### WORK INSTRUCTIONS
Only a number is wanted: how many lines in the listing contain the word "name"?

[Entries taken from a collection]
========================================
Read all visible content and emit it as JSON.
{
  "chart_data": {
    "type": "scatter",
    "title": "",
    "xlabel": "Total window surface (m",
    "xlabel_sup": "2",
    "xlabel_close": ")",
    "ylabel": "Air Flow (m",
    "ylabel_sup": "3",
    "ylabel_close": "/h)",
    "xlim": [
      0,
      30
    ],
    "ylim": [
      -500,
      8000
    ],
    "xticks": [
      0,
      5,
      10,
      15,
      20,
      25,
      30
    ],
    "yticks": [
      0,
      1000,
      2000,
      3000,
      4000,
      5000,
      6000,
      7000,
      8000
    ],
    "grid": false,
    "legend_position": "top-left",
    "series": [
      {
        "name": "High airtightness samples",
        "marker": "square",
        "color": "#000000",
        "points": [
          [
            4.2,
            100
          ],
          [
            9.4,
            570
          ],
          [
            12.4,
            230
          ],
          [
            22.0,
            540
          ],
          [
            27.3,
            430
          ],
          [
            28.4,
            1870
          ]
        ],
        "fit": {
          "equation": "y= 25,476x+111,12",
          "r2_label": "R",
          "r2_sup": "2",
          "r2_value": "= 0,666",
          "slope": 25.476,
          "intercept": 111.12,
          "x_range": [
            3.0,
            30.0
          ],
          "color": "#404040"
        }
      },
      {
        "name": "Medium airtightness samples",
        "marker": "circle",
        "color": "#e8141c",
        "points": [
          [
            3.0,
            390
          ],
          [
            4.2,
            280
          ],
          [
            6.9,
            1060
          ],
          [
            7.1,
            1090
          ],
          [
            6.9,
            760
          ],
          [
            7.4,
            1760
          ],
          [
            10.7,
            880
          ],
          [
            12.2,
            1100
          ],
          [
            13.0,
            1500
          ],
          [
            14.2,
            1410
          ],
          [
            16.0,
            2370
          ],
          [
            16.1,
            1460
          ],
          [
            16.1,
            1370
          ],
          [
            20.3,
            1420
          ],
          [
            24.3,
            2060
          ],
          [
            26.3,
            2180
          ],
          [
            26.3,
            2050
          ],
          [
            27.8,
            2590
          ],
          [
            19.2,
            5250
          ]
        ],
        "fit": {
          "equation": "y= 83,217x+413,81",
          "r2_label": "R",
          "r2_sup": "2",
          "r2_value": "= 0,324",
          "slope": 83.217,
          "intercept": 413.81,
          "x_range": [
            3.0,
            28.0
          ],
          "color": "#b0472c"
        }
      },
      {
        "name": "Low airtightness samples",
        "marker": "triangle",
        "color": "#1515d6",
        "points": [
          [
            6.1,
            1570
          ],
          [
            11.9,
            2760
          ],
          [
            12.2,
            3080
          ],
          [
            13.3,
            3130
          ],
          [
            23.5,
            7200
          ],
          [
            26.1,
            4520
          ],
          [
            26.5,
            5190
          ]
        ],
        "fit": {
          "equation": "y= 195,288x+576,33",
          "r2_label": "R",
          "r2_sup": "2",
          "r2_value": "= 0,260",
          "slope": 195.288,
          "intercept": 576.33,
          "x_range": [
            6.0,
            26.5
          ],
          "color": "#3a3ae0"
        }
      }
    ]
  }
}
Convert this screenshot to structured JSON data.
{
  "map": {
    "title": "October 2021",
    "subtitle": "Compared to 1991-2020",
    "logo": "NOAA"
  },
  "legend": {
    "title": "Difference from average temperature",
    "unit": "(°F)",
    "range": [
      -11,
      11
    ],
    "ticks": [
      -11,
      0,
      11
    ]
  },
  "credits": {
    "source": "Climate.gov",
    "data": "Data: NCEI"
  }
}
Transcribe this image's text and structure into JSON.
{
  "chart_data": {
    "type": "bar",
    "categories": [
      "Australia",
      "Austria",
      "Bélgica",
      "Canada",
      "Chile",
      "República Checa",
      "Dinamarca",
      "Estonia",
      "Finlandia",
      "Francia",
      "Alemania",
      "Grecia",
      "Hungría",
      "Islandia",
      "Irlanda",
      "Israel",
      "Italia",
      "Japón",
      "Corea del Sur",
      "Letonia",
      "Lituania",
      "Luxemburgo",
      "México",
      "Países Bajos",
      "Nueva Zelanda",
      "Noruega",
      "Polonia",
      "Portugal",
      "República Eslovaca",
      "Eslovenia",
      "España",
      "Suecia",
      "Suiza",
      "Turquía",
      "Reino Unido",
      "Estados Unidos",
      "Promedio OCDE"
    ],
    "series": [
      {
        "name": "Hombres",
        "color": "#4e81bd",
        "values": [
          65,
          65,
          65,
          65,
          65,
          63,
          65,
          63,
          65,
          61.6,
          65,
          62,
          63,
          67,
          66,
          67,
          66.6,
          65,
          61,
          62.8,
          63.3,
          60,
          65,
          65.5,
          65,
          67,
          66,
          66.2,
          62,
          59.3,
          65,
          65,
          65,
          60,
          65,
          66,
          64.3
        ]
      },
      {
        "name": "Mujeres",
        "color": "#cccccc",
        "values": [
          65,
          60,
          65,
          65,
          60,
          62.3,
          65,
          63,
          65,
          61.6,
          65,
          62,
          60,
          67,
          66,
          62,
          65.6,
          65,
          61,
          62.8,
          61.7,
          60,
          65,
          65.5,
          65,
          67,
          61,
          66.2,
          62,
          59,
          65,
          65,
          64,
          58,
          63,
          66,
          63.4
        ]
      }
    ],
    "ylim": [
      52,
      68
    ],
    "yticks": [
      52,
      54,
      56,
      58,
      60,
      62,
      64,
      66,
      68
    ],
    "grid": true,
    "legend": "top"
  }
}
========================================
### FINISHED ANSWER
5